Dataset excerpts:
++++++++++
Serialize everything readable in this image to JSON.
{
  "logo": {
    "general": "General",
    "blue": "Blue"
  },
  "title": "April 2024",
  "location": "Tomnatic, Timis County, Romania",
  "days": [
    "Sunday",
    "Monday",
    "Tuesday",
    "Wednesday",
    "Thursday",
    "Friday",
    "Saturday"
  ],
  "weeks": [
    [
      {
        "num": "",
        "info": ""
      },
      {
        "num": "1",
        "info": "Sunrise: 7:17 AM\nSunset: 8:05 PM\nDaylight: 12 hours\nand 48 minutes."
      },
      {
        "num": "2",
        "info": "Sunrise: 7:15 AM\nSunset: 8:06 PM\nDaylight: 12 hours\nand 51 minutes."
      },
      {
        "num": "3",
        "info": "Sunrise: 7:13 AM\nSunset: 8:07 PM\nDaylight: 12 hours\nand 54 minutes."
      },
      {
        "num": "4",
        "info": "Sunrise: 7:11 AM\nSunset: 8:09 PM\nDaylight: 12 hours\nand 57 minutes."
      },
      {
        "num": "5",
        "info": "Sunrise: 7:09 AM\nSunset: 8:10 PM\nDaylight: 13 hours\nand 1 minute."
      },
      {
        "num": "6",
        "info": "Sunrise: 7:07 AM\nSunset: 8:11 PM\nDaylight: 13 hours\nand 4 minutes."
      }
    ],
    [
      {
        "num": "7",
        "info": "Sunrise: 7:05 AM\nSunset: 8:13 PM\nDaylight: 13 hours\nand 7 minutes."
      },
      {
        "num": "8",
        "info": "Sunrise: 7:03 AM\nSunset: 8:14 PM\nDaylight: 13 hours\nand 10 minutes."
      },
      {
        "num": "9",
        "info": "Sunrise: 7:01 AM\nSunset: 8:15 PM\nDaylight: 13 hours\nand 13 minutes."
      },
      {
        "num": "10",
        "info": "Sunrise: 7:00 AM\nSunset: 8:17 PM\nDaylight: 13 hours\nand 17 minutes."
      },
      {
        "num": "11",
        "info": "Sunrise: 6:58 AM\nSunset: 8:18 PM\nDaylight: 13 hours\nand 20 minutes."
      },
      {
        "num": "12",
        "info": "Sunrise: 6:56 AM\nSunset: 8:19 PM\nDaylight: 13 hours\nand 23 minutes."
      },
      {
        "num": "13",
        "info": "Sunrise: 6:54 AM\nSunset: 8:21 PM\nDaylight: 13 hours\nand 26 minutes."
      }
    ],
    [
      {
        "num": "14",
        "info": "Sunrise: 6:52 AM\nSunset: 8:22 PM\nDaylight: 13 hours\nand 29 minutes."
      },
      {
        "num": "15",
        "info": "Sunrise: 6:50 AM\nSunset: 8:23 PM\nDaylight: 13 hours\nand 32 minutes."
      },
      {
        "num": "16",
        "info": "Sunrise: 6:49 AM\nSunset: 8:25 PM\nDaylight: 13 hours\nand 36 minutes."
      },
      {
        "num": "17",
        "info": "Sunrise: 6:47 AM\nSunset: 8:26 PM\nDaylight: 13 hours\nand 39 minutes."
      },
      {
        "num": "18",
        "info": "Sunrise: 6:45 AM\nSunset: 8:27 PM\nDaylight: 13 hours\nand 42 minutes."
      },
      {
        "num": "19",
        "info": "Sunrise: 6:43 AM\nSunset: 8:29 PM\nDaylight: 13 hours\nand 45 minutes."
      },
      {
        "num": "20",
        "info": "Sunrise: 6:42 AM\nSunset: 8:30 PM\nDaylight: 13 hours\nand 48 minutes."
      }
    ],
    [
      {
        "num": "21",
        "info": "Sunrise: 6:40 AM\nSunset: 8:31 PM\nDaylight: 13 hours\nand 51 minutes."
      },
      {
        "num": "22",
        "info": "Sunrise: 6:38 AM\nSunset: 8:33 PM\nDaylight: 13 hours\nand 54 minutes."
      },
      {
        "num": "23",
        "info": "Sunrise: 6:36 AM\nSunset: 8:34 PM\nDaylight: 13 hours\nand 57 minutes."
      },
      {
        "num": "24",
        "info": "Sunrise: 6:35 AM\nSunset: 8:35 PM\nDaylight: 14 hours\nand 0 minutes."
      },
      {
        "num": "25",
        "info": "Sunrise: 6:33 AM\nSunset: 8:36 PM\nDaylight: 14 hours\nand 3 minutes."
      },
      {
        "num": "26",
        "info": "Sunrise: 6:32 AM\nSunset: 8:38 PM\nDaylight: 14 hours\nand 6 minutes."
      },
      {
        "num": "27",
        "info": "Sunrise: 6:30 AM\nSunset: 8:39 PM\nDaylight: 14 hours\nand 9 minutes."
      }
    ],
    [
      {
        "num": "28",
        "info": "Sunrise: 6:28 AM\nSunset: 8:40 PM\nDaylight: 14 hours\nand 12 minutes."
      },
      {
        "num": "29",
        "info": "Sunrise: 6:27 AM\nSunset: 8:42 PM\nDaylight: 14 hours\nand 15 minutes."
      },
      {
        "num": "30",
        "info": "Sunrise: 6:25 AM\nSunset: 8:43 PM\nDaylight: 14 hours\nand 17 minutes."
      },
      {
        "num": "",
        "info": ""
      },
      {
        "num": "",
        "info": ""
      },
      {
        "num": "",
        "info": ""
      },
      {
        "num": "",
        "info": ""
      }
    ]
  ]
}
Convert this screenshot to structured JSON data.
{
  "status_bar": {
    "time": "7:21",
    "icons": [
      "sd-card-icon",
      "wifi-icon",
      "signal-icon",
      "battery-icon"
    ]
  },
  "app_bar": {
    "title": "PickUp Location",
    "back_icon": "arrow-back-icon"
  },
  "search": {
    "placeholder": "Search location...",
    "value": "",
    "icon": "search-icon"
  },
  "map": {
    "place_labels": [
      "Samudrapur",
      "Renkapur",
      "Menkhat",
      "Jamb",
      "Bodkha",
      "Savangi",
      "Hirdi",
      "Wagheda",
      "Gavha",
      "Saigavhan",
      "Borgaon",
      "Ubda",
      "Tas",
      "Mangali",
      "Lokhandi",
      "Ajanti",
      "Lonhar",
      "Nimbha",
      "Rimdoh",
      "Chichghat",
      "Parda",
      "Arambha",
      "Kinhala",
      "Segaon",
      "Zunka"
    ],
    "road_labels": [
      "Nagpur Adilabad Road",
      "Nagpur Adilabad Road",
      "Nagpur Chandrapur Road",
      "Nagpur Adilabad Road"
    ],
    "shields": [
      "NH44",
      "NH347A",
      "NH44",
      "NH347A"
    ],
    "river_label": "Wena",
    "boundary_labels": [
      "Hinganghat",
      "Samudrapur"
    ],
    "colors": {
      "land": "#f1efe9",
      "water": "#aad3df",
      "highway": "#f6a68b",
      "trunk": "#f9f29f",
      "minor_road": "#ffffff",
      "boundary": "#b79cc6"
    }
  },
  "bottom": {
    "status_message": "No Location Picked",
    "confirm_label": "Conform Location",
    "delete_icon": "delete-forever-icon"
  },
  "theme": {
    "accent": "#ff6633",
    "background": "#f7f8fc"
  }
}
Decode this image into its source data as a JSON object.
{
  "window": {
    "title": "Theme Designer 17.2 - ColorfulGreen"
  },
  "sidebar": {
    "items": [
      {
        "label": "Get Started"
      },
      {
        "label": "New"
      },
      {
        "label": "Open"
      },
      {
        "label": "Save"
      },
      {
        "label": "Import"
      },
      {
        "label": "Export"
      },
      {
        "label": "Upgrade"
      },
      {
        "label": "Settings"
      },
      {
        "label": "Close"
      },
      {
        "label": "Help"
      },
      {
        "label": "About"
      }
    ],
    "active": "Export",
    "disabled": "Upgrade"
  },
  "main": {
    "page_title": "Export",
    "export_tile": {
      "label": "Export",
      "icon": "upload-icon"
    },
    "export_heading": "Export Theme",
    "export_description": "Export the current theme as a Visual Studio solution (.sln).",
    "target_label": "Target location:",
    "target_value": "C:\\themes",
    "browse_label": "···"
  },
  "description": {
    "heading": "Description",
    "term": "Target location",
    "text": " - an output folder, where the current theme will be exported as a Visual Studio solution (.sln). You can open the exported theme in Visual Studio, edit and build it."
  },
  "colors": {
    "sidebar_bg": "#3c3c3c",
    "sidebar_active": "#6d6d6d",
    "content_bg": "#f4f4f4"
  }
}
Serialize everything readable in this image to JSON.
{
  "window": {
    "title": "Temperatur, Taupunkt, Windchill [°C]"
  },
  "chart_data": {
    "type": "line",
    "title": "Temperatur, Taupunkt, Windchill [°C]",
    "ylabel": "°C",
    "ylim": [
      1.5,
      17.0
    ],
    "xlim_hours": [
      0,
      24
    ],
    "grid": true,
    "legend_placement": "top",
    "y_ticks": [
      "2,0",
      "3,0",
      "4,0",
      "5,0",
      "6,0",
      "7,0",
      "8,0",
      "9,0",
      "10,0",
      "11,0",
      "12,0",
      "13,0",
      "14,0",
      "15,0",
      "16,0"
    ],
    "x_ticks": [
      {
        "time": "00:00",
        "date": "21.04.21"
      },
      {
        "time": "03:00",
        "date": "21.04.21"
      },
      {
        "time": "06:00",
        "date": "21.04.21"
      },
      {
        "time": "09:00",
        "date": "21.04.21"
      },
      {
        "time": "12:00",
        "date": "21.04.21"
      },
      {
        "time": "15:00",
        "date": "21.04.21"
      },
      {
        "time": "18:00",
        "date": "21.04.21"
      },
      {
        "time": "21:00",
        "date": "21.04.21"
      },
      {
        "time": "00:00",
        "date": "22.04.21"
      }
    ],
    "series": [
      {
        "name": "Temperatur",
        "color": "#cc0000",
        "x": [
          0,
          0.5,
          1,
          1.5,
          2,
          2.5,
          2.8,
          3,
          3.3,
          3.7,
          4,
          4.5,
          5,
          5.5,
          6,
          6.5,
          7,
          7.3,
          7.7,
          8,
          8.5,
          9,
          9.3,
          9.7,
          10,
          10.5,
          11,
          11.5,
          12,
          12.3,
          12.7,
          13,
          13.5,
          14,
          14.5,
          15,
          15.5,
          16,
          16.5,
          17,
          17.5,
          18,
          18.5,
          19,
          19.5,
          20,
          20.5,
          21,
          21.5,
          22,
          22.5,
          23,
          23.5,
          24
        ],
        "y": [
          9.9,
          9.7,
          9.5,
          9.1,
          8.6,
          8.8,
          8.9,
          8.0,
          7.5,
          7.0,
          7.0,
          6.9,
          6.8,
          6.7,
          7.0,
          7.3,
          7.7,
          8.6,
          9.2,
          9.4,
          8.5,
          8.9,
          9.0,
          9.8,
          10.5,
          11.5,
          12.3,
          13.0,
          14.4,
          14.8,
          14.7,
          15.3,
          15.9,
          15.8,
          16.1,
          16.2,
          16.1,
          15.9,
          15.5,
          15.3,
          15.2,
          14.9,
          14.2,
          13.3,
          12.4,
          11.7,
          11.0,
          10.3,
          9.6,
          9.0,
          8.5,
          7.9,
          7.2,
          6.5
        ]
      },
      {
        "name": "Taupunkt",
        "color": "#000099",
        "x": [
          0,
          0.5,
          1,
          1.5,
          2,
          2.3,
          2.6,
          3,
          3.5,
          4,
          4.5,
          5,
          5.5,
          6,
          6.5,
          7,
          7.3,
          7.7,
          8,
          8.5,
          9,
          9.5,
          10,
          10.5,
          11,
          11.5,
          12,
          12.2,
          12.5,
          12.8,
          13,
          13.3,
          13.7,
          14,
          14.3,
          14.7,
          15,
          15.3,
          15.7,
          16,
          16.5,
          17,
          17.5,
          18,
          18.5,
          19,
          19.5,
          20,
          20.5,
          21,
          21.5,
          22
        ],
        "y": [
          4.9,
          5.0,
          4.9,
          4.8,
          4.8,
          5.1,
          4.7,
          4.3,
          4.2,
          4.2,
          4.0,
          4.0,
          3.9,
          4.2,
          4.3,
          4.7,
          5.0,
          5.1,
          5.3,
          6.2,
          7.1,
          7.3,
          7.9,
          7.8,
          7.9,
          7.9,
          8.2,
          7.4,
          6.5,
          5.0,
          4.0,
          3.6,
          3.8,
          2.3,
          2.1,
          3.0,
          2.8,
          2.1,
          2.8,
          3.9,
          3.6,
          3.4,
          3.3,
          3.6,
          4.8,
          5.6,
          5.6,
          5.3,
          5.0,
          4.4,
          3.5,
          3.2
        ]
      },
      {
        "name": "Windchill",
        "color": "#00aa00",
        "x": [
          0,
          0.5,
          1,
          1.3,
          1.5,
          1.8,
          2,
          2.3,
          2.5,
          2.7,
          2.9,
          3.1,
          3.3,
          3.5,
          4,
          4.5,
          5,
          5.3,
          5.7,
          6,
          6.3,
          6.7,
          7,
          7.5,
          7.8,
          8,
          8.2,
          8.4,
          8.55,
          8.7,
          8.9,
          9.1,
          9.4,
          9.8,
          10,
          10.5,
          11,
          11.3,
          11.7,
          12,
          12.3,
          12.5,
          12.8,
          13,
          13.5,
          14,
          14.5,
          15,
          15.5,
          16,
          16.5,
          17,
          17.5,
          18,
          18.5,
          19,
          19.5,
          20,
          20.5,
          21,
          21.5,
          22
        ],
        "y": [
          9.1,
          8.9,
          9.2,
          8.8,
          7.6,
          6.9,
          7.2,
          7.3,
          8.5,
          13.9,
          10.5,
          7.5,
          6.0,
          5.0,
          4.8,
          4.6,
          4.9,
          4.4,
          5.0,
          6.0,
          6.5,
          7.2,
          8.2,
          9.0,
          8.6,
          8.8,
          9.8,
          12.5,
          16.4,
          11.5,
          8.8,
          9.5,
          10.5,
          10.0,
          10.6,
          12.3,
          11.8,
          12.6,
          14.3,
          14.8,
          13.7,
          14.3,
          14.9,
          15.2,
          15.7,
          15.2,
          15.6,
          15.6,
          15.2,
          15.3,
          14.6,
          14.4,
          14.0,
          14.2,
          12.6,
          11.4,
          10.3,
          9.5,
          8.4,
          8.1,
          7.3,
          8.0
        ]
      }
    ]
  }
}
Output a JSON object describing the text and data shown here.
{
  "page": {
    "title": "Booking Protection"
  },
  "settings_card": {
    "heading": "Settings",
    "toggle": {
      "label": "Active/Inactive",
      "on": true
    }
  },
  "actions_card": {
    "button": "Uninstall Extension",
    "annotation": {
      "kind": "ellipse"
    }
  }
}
++++++++++
_Set exercise_.
Return exactly, and only, the line containing "Output a JSON" and every line after it through the end of the material.

_Final result_.
Output a JSON object describing the text and data shown here.
{
  "page": {
    "title": "Booking Protection"
  },
  "settings_card": {
    "heading": "Settings",
    "toggle": {
      "label": "Active/Inactive",
      "on": true
    }
  },
  "actions_card": {
    "button": "Uninstall Extension",
    "annotation": {
      "kind": "ellipse"
    }
  }
}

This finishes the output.